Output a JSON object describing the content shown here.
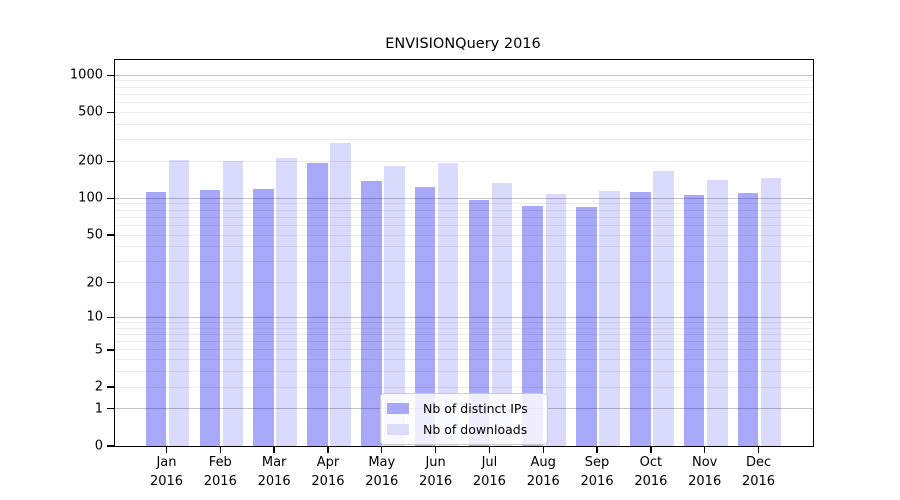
{
  "chart_data": {
    "type": "bar",
    "title": "ENVISIONQuery 2016",
    "categories": [
      "Jan",
      "Feb",
      "Mar",
      "Apr",
      "May",
      "Jun",
      "Jul",
      "Aug",
      "Sep",
      "Oct",
      "Nov",
      "Dec"
    ],
    "x_sublabel": "2016",
    "series": [
      {
        "name": "Nb of distinct IPs",
        "color": "rgba(0,0,238,0.34)",
        "color_on_white": "#a8a8f9",
        "values": [
          112,
          116,
          120,
          194,
          138,
          125,
          97,
          87,
          85,
          112,
          106,
          111
        ]
      },
      {
        "name": "Nb of downloads",
        "color": "rgba(0,0,238,0.145)",
        "color_on_white": "#dbdbfa",
        "values": [
          205,
          202,
          215,
          281,
          182,
          193,
          133,
          108,
          115,
          166,
          140,
          148
        ]
      }
    ],
    "y_ticks": [
      0,
      1,
      2,
      5,
      10,
      20,
      50,
      100,
      200,
      500,
      1000
    ],
    "y_major_gridlines": [
      1,
      10,
      100,
      1000
    ],
    "y_scale": "symlog (log(1+x))",
    "y_axis_max": 1330,
    "ylim": [
      0,
      1330
    ],
    "xlabel": "",
    "ylabel": "",
    "grid": "horizontal, major + log minor",
    "legend_position": "lower center",
    "background_color": "#ffffff",
    "frame_color": "#000000",
    "major_grid_color": "#c4c4c4",
    "minor_grid_color": "#ebebeb"
  }
}
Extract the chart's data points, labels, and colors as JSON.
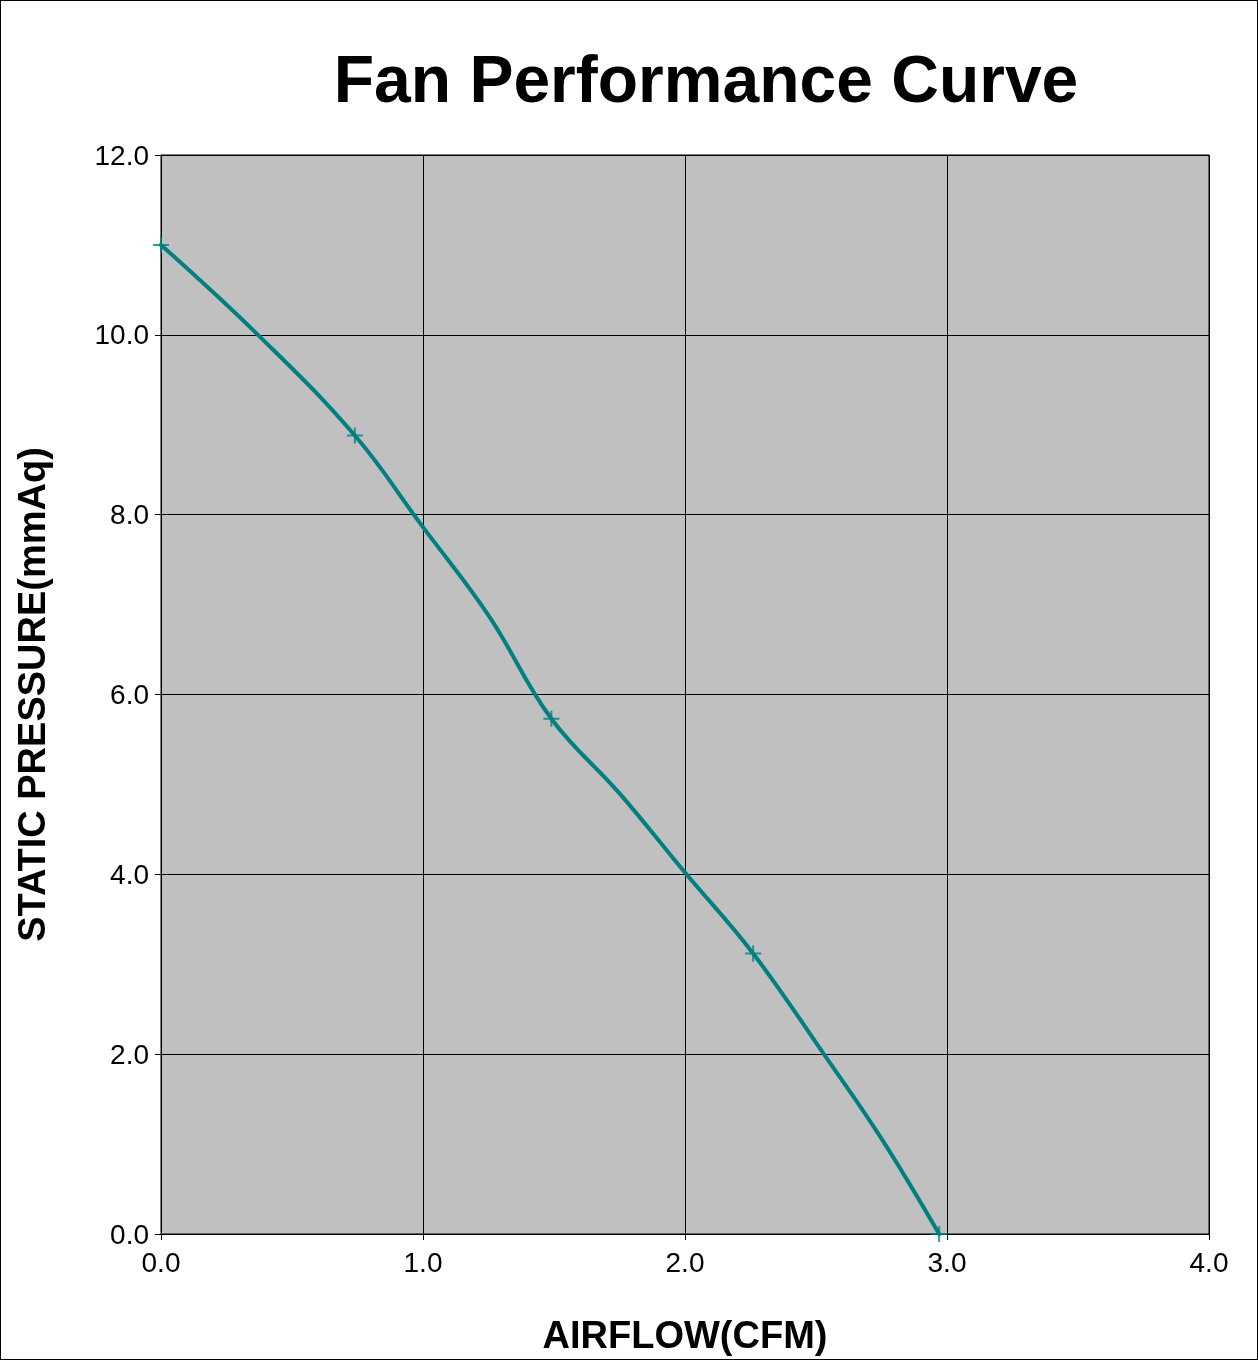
{
  "chart_data": {
    "type": "line",
    "title": "Fan Performance Curve",
    "xlabel": "AIRFLOW(CFM)",
    "ylabel": "STATIC PRESSURE(mmAq)",
    "series": [
      {
        "color": "#008080",
        "marker": "none",
        "x": [
          0,
          0.37,
          0.74,
          0.99,
          1.25,
          1.49,
          1.75,
          2.0,
          2.26,
          2.53,
          2.75,
          2.97
        ],
        "values": [
          11.0,
          10.0,
          8.88,
          7.9,
          6.88,
          5.73,
          4.9,
          4.02,
          3.12,
          2.0,
          1.06,
          0
        ]
      },
      {
        "type": "scatter",
        "color": "#008080",
        "marker": "cross",
        "x": [
          0,
          0.74,
          1.49,
          2.26,
          2.97
        ],
        "values": [
          11.0,
          8.88,
          5.73,
          3.12,
          0
        ]
      }
    ],
    "xlim": [
      0,
      4
    ],
    "xticks": [
      {
        "value": 0,
        "label": "0.0"
      },
      {
        "value": 1,
        "label": "1.0"
      },
      {
        "value": 2,
        "label": "2.0"
      },
      {
        "value": 3,
        "label": "3.0"
      },
      {
        "value": 4,
        "label": "4.0"
      }
    ],
    "ylim": [
      0,
      12
    ],
    "yticks": [
      {
        "value": 0,
        "label": "0.0"
      },
      {
        "value": 2,
        "label": "2.0"
      },
      {
        "value": 4,
        "label": "4.0"
      },
      {
        "value": 6,
        "label": "6.0"
      },
      {
        "value": 8,
        "label": "8.0"
      },
      {
        "value": 10,
        "label": "10.0"
      },
      {
        "value": 12,
        "label": "12.0"
      }
    ],
    "grid": true
  }
}
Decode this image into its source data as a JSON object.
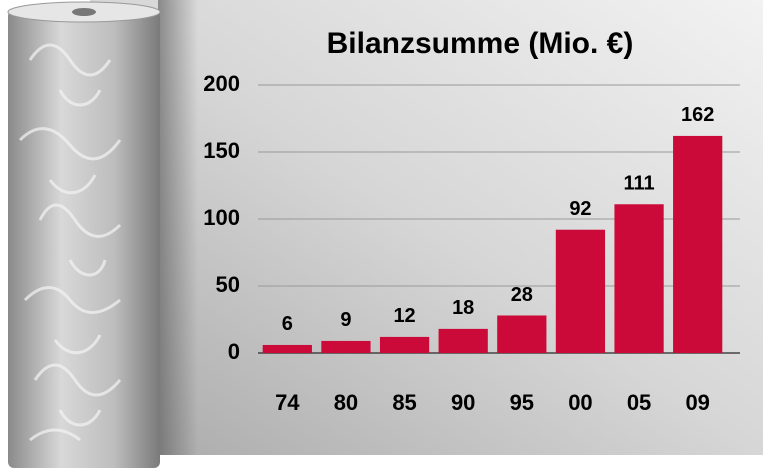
{
  "chart_data": {
    "type": "bar",
    "title": "Bilanzsumme (Mio. €)",
    "categories": [
      "74",
      "80",
      "85",
      "90",
      "95",
      "00",
      "05",
      "09"
    ],
    "values": [
      6,
      9,
      12,
      18,
      28,
      92,
      111,
      162
    ],
    "color": "#cc0a3a",
    "ylim": [
      0,
      200
    ],
    "yticks": [
      0,
      50,
      100,
      150,
      200
    ],
    "grid": true
  }
}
· · · ·
Nothing but the lines from the line containing "Decode this image" through the last line of the records above is to be extracted, exactly and with no pictures.

Response to the exercise:
Decode this image into its source data as a JSON object.
{
  "chart_data": {
    "type": "bar",
    "title": "Bilanzsumme (Mio. €)",
    "categories": [
      "74",
      "80",
      "85",
      "90",
      "95",
      "00",
      "05",
      "09"
    ],
    "values": [
      6,
      9,
      12,
      18,
      28,
      92,
      111,
      162
    ],
    "color": "#cc0a3a",
    "ylim": [
      0,
      200
    ],
    "yticks": [
      0,
      50,
      100,
      150,
      200
    ],
    "grid": true
  }
}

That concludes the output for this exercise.